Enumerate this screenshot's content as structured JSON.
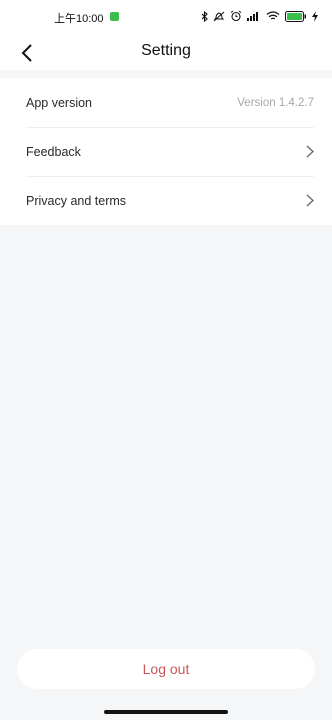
{
  "status_bar": {
    "time": "上午10:00",
    "battery_level": "100"
  },
  "header": {
    "title": "Setting",
    "back_icon": "chevron-left-icon"
  },
  "settings": {
    "items": [
      {
        "label": "App version",
        "value": "Version 1.4.2.7"
      },
      {
        "label": "Feedback",
        "icon": "chevron-right-icon"
      },
      {
        "label": "Privacy and terms",
        "icon": "chevron-right-icon"
      }
    ]
  },
  "footer": {
    "logout_label": "Log out"
  },
  "colors": {
    "background": "#f5f6f8",
    "logout_text": "#c9555a",
    "status_green": "#3bbf4a"
  }
}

▸ **What you have to do**
Print all of the entries word for word. Omit the pictures they contain.

▸ **Exercise output**
Enumerate this screenshot's content as structured JSON.
{
  "status_bar": {
    "time": "上午10:00",
    "battery_level": "100"
  },
  "header": {
    "title": "Setting",
    "back_icon": "chevron-left-icon"
  },
  "settings": {
    "items": [
      {
        "label": "App version",
        "value": "Version 1.4.2.7"
      },
      {
        "label": "Feedback",
        "icon": "chevron-right-icon"
      },
      {
        "label": "Privacy and terms",
        "icon": "chevron-right-icon"
      }
    ]
  },
  "footer": {
    "logout_label": "Log out"
  },
  "colors": {
    "background": "#f5f6f8",
    "logout_text": "#c9555a",
    "status_green": "#3bbf4a"
  }
}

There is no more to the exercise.